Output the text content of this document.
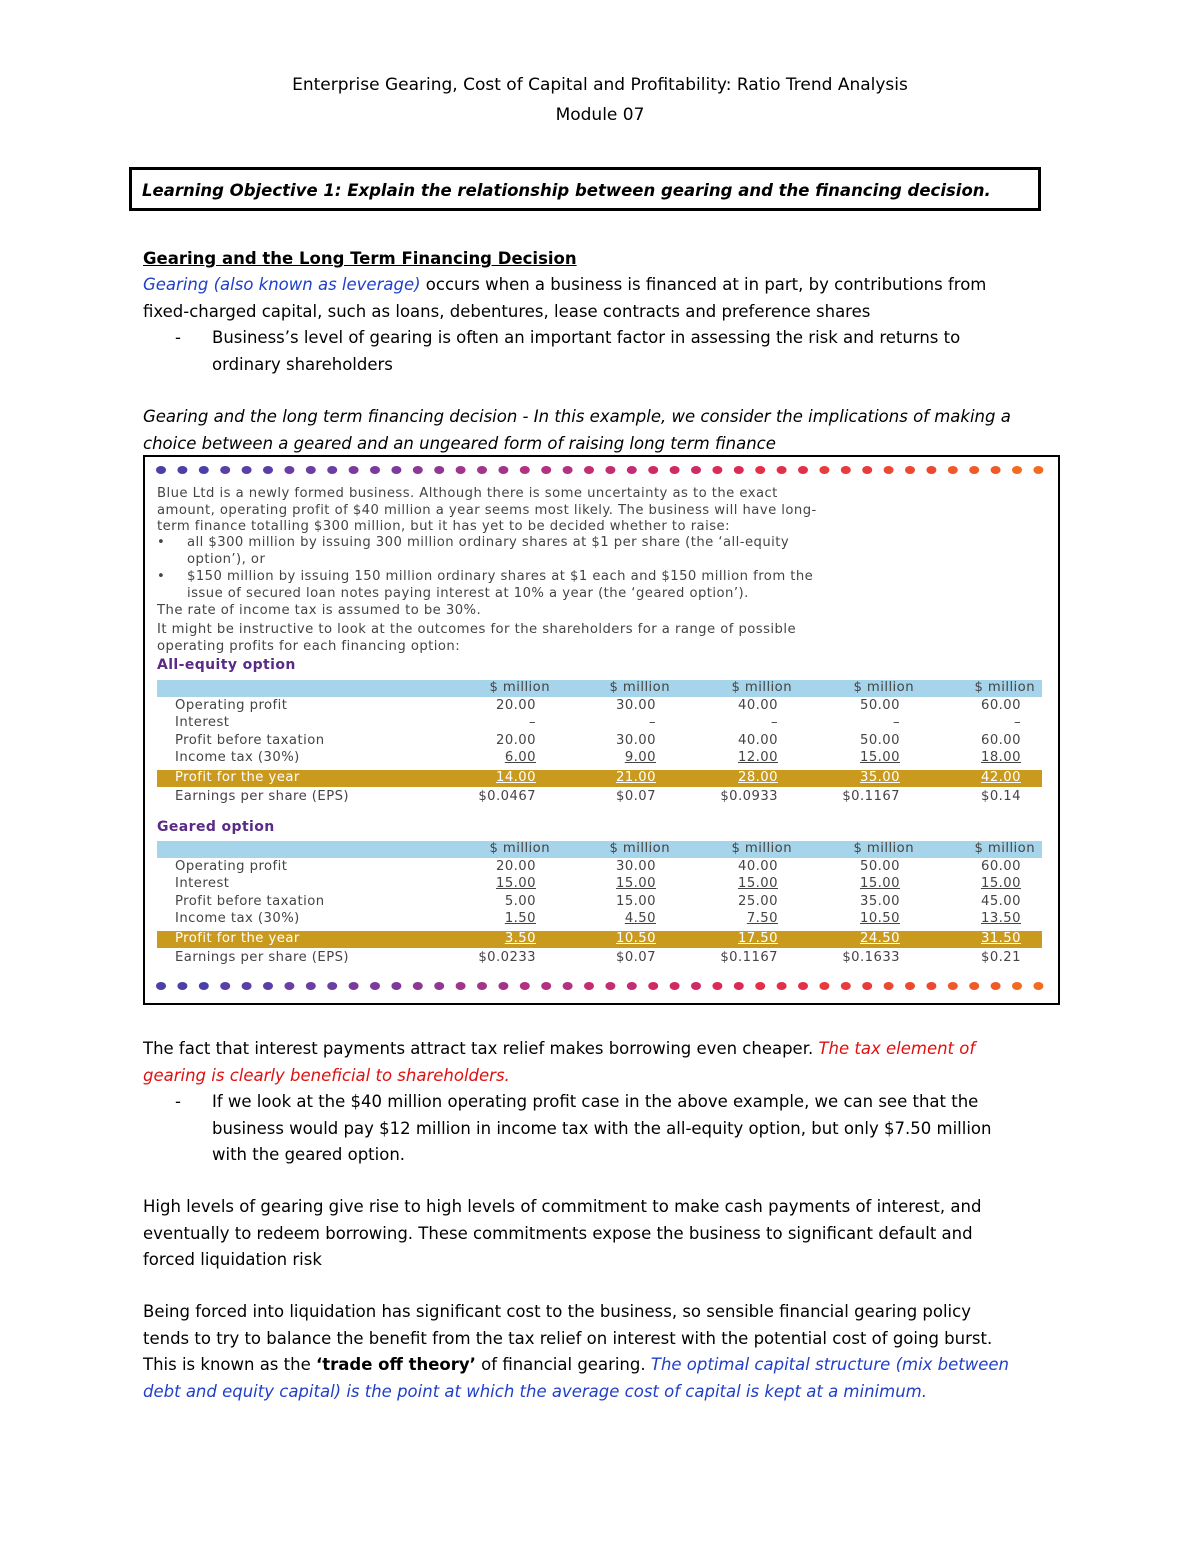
Enterprise Gearing, Cost of Capital and Profitability: Ratio Trend Analysis
Module 07
Learning Objective 1: Explain the relationship between gearing and the financing decision.
Gearing and the Long Term Financing Decision
Gearing (also known as leverage) occurs when a business is financed at in part, by contributions from
fixed-charged capital, such as loans, debentures, lease contracts and preference shares
- Business’s level of gearing is often an important factor in assessing the risk and returns to
ordinary shareholders
Gearing and the long term financing decision - In this example, we consider the implications of making a
choice between a geared and an ungeared form of raising long term finance
Blue Ltd is a newly formed business. Although there is some uncertainty as to the exact
amount, operating profit of $40 million a year seems most likely. The business will have long-
term finance totalling $300 million, but it has yet to be decided whether to raise:
• all $300 million by issuing 300 million ordinary shares at $1 per share (the ‘all-equity
option’), or
• $150 million by issuing 150 million ordinary shares at $1 each and $150 million from the
issue of secured loan notes paying interest at 10% a year (the ‘geared option’).
The rate of income tax is assumed to be 30%.
It might be instructive to look at the outcomes for the shareholders for a range of possible
operating profits for each financing option:
All-equity option
$ million	$ million	$ million	$ million	$ million
Operating profit	20.00	30.00	40.00	50.00	60.00
Interest	–	–	–	–	–
Profit before taxation	20.00	30.00	40.00	50.00	60.00
Income tax (30%)	6.00	9.00	12.00	15.00	18.00
Profit for the year	14.00	21.00	28.00	35.00	42.00
Earnings per share (EPS)	$0.0467	$0.07	$0.0933	$0.1167	$0.14
Geared option
$ million	$ million	$ million	$ million	$ million
Operating profit	20.00	30.00	40.00	50.00	60.00
Interest	15.00	15.00	15.00	15.00	15.00
Profit before taxation	5.00	15.00	25.00	35.00	45.00
Income tax (30%)	1.50	4.50	7.50	10.50	13.50
Profit for the year	3.50	10.50	17.50	24.50	31.50
Earnings per share (EPS)	$0.0233	$0.07	$0.1167	$0.1633	$0.21
The fact that interest payments attract tax relief makes borrowing even cheaper. The tax element of
gearing is clearly beneficial to shareholders.
- If we look at the $40 million operating profit case in the above example, we can see that the
business would pay $12 million in income tax with the all-equity option, but only $7.50 million
with the geared option.
High levels of gearing give rise to high levels of commitment to make cash payments of interest, and
eventually to redeem borrowing. These commitments expose the business to significant default and
forced liquidation risk
Being forced into liquidation has significant cost to the business, so sensible financial gearing policy
tends to try to balance the benefit from the tax relief on interest with the potential cost of going burst.
This is known as the ‘trade off theory’ of financial gearing. The optimal capital structure (mix between
debt and equity capital) is the point at which the average cost of capital is kept at a minimum.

━━━━━━━━━━━━━━━━━━━━━━━━━━━━━━

» Aim of the task: Check every line of the data above for the string "each", and copy those that have it.

» Answer to this problem:
• $150 million by issuing 150 million ordinary shares at $1 each and $150 million from the
operating profits for each financing option:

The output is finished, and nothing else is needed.